Objective> Wherever a line below holds the word "number", copy that line.

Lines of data
++++++
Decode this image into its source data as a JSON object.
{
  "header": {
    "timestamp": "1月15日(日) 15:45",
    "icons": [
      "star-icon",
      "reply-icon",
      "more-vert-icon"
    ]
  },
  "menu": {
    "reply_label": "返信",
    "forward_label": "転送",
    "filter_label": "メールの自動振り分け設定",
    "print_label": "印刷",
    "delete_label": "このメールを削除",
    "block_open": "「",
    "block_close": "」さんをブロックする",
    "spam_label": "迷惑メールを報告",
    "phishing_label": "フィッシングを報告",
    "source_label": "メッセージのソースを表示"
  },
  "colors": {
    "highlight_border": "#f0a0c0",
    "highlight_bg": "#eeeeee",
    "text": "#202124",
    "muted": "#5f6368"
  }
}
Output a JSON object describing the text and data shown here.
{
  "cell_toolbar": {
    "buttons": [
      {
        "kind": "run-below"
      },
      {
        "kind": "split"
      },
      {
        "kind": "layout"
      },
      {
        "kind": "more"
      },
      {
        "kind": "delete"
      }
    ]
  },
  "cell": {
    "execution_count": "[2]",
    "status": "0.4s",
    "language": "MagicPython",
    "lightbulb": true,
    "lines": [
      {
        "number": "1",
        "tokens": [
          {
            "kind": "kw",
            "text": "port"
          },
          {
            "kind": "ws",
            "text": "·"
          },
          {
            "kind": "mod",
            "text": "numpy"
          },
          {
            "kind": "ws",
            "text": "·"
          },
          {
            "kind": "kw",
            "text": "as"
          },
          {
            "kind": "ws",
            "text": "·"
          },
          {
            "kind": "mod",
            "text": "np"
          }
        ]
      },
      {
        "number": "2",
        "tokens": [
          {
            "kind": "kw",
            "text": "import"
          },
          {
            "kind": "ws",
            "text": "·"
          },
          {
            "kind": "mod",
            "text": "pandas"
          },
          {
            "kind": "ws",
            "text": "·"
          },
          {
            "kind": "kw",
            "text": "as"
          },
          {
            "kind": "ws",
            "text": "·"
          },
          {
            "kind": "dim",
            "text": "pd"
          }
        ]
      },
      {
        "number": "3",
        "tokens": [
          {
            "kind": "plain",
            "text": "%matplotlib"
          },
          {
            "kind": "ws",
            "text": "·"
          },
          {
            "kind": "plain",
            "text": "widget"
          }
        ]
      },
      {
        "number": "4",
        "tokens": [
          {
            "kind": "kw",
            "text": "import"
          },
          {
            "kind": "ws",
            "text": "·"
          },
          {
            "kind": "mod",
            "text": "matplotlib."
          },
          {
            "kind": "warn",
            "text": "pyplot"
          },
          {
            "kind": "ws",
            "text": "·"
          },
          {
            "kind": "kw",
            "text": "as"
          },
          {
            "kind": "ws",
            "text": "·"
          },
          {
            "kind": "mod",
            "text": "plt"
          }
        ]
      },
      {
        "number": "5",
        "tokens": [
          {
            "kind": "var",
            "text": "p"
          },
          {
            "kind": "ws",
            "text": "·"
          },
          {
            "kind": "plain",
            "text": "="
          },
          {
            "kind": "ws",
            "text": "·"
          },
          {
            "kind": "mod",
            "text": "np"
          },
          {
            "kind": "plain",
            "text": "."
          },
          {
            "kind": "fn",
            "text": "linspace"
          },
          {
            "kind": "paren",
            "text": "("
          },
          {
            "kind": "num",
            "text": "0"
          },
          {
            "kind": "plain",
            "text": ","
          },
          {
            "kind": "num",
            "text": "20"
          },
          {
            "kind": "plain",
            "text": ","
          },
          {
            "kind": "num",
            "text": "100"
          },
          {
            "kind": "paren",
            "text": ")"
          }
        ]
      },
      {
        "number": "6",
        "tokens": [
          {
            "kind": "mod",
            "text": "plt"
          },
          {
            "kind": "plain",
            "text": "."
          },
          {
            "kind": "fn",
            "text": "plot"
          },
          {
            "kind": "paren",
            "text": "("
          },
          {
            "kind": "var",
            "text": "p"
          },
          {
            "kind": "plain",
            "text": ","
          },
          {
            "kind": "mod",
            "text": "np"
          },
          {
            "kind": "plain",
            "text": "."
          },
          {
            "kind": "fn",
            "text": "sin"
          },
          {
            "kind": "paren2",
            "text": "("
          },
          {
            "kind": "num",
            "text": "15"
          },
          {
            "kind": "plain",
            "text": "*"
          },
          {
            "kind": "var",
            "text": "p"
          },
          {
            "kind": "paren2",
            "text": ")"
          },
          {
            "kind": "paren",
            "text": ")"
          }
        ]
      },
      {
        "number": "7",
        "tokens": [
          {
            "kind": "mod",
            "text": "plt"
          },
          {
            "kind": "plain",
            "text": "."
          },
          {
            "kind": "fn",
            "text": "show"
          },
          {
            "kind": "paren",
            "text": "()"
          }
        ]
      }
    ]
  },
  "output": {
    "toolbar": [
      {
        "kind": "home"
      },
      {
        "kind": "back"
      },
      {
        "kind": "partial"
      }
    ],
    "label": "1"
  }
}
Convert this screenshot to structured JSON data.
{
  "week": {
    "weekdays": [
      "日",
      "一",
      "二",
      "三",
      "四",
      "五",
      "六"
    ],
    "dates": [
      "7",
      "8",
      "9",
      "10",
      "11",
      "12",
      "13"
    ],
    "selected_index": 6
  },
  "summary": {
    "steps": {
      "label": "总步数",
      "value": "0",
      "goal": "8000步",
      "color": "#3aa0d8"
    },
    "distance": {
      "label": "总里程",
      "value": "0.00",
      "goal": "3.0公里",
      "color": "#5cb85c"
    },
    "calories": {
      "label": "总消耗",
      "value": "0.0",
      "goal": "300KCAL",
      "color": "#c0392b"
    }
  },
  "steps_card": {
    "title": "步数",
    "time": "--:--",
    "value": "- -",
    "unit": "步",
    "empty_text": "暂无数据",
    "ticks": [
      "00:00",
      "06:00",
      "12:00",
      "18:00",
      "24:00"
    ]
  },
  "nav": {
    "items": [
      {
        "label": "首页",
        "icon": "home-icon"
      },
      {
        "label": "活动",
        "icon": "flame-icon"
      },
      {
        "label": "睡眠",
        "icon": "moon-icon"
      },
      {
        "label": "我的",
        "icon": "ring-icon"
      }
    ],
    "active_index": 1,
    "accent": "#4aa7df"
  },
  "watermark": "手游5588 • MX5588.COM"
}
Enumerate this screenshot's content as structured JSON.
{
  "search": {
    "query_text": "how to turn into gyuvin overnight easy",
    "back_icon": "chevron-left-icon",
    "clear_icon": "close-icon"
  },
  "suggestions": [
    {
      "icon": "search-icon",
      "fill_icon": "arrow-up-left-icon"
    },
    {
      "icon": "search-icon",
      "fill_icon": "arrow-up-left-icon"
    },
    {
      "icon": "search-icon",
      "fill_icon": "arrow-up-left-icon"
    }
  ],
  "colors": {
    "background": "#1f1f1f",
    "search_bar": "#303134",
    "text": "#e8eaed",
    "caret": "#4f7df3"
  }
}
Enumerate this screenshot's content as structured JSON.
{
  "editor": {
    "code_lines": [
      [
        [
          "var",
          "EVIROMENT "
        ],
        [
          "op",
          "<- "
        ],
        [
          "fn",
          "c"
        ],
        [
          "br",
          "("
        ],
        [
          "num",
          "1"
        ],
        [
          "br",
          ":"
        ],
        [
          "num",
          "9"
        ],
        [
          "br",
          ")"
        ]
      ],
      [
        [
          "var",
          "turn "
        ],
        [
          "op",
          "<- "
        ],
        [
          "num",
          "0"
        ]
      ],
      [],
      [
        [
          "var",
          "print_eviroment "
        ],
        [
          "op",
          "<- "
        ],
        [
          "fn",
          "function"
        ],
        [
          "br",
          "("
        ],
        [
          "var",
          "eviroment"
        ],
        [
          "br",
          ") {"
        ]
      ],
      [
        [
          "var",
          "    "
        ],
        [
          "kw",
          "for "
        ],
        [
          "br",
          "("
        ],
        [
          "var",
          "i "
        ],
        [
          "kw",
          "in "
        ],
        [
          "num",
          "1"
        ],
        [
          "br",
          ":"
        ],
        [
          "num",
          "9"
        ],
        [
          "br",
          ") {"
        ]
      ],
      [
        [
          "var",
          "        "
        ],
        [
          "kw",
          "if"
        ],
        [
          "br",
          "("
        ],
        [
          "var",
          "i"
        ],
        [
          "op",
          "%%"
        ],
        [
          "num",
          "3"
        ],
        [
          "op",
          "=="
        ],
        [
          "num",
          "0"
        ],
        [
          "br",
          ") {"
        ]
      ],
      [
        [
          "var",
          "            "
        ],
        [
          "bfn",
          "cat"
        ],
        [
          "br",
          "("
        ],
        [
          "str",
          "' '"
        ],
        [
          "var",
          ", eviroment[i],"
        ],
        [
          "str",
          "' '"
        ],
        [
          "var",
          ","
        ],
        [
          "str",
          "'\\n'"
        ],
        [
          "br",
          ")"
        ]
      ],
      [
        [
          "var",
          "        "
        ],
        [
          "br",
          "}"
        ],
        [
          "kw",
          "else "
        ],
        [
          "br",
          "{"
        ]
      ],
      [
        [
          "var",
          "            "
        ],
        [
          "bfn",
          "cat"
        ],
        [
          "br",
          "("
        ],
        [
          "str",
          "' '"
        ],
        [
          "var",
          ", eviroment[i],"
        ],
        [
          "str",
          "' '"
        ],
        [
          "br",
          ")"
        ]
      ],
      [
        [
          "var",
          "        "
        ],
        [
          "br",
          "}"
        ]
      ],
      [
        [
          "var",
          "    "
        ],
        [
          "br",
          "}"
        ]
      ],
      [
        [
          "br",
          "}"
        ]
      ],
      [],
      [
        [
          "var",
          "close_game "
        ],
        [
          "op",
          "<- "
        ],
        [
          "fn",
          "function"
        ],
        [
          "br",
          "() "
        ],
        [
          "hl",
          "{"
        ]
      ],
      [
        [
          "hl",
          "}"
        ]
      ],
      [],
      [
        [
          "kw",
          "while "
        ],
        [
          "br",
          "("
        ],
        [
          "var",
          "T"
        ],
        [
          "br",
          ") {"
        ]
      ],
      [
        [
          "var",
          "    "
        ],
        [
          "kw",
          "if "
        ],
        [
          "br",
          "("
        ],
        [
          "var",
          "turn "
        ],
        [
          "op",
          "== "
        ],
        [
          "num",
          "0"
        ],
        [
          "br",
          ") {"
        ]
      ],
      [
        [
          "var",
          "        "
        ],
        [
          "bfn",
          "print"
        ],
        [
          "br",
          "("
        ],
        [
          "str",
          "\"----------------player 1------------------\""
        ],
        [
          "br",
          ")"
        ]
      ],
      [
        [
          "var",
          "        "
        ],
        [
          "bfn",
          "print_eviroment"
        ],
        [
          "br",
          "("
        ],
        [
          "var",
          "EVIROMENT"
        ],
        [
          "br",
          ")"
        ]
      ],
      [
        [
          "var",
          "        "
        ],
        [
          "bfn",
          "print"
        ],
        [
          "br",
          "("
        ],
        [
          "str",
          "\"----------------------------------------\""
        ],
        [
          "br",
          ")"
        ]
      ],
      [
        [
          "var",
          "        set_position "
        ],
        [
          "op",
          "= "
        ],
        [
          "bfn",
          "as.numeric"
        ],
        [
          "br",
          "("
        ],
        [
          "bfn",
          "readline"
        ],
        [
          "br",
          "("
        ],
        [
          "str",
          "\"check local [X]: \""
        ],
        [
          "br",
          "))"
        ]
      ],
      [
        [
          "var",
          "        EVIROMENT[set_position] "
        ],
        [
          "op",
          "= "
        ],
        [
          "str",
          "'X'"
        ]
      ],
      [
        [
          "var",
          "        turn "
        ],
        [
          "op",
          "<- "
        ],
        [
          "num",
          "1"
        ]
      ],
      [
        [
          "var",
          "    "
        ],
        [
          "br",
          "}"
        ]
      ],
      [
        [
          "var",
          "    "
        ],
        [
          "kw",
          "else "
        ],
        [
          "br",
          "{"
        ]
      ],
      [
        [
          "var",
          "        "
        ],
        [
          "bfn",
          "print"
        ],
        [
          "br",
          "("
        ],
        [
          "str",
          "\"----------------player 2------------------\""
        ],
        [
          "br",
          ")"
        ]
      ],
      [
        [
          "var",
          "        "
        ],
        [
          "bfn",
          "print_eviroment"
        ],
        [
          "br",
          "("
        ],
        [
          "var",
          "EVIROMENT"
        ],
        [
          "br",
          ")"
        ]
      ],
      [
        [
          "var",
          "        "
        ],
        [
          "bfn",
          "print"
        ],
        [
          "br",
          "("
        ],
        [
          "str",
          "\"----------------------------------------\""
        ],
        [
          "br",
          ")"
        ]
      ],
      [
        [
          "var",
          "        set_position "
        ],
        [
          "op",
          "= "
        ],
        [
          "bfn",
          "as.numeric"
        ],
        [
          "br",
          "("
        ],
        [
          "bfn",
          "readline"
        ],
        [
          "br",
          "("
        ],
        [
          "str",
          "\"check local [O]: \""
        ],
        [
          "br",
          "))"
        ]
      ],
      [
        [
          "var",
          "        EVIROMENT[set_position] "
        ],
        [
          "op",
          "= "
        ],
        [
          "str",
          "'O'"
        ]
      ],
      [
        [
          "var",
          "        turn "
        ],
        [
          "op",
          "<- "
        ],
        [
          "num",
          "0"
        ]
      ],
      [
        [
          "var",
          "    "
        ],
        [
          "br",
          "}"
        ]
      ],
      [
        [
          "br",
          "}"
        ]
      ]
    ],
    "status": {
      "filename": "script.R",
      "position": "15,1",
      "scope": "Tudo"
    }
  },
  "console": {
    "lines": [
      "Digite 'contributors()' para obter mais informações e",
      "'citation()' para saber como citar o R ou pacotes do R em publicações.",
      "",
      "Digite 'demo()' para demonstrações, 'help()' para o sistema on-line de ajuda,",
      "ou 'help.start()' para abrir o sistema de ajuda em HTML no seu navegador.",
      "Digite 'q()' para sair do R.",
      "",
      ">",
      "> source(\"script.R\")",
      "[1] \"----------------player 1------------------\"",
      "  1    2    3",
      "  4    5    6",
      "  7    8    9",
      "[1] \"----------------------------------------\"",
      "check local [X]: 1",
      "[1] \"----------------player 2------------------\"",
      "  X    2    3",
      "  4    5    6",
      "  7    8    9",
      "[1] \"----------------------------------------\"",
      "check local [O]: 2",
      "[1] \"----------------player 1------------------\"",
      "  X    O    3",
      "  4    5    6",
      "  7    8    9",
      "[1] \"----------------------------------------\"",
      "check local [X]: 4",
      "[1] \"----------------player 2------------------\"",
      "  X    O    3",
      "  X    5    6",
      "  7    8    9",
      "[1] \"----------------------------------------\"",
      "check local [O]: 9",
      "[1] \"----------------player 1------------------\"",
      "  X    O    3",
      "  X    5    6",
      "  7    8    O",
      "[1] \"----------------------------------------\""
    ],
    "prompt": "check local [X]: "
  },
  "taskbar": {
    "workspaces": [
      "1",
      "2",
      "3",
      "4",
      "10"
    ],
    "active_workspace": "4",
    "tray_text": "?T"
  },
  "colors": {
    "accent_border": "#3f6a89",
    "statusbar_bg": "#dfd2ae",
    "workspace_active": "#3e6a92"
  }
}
++++++
Response to the task>
        "number": "1",
        "number": "2",
        "number": "3",
        "number": "4",
        "number": "5",
        "number": "6",
        "number": "7",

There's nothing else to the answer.